▶ _Extracted records_
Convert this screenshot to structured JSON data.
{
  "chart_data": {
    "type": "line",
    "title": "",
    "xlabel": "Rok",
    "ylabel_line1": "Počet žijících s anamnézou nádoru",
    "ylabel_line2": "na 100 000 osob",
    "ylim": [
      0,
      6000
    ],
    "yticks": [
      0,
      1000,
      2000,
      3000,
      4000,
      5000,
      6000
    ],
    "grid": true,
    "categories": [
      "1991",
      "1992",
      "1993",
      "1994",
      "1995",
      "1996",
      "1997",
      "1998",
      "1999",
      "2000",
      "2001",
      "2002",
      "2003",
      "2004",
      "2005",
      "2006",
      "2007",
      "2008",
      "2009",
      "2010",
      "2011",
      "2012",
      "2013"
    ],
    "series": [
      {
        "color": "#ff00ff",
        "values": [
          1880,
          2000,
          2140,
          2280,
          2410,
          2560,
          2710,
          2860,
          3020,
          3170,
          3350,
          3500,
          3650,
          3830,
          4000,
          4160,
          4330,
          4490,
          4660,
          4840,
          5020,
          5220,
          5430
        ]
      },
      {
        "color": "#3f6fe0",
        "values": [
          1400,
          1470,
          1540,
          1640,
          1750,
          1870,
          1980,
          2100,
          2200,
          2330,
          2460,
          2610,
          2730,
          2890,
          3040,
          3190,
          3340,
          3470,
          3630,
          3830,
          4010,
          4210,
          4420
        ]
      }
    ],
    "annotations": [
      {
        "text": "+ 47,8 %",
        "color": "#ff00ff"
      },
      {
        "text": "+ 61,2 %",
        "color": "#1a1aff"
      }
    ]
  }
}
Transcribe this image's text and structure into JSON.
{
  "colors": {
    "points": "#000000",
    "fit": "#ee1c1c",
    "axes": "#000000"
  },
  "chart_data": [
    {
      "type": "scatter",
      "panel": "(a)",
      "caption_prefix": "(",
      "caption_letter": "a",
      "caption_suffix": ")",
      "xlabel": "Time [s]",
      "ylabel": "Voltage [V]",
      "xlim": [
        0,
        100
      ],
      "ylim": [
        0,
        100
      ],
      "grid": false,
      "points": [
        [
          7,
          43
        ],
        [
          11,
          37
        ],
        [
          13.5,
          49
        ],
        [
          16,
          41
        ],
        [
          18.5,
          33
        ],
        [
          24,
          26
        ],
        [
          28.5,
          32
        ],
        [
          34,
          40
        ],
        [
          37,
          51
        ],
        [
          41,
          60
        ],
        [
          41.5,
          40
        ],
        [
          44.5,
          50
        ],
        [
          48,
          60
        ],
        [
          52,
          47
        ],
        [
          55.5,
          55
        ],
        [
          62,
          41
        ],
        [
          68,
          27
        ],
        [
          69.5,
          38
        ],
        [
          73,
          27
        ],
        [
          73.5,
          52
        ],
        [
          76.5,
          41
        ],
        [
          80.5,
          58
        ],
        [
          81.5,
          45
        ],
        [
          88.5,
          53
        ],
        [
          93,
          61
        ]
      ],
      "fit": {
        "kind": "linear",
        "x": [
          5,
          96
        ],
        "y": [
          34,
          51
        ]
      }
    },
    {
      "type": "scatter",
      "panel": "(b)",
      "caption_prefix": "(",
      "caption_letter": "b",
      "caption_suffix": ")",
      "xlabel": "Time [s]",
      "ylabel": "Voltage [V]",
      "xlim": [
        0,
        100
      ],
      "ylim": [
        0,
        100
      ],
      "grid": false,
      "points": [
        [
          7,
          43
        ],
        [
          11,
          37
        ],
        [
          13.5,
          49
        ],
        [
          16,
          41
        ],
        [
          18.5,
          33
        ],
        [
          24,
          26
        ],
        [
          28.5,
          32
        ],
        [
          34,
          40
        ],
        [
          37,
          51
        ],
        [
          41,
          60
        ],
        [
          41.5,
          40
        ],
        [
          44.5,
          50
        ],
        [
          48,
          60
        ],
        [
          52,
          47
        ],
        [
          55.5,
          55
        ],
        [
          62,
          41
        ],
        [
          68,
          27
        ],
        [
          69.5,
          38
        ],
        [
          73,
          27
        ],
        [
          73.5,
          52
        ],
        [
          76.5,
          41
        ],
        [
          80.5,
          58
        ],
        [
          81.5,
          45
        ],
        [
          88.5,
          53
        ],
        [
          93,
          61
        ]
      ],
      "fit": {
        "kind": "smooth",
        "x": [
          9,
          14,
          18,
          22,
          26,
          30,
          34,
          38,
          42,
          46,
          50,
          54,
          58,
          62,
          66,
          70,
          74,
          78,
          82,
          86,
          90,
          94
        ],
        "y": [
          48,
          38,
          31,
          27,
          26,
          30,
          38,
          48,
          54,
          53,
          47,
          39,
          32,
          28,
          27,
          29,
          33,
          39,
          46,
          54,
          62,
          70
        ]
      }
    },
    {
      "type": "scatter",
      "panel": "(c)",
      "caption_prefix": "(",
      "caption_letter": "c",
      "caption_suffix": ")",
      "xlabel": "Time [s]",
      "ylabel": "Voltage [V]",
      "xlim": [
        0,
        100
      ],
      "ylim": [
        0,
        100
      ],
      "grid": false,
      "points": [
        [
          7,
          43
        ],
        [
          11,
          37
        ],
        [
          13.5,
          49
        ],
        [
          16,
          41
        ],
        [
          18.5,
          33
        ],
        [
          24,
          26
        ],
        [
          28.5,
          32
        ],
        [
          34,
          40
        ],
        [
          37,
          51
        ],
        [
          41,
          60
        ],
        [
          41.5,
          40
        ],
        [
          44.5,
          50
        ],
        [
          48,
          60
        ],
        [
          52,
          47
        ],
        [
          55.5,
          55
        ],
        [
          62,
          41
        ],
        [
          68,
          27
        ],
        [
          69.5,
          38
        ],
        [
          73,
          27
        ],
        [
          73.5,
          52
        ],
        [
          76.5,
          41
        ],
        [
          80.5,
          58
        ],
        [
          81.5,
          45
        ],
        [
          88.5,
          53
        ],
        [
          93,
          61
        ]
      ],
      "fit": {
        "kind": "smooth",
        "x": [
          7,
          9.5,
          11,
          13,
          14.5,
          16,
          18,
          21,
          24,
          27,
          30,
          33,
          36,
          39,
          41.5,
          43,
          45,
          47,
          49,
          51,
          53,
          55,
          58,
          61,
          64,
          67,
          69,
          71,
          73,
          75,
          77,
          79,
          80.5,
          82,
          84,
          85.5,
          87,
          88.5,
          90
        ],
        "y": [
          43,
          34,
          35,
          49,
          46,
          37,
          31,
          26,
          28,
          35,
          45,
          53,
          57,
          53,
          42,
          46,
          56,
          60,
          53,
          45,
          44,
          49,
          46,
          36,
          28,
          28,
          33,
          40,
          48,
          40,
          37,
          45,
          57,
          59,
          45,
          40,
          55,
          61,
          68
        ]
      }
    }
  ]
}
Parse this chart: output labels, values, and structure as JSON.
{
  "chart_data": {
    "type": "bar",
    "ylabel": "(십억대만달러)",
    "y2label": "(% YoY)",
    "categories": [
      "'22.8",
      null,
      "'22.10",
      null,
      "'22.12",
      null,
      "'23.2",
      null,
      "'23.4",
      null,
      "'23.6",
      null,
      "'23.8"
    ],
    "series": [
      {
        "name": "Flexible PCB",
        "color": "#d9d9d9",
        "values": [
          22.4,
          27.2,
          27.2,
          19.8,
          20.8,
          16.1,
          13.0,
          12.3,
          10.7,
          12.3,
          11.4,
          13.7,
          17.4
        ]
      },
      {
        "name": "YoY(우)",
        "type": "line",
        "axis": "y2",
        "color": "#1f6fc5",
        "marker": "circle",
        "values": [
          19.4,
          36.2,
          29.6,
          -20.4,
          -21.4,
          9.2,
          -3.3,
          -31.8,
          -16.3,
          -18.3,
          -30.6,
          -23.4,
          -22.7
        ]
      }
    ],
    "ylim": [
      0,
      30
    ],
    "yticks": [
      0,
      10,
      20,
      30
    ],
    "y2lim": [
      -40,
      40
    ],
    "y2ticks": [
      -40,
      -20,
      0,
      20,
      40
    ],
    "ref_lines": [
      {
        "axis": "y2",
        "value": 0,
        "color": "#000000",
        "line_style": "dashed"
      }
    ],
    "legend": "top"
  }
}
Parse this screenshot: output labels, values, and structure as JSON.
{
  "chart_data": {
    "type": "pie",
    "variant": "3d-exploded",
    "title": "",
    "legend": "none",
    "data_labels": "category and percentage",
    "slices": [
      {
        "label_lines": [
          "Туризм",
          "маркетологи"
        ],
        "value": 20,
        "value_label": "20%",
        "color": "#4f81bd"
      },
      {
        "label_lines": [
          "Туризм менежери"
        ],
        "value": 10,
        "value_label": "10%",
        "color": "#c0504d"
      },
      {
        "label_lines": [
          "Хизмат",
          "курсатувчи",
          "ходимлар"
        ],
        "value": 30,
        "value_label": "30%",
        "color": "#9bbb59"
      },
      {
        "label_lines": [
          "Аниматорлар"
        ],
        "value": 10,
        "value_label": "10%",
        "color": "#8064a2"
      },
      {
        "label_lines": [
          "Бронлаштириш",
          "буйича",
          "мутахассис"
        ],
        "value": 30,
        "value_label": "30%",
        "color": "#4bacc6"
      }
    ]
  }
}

▶ _What is asked_
Every line in the data that holds "type" should be copied out.

▶ _Written answer_
    "type": "line",
      "type": "scatter",
      "type": "scatter",
      "type": "scatter",
    "type": "bar",
        "type": "line",
    "type": "pie",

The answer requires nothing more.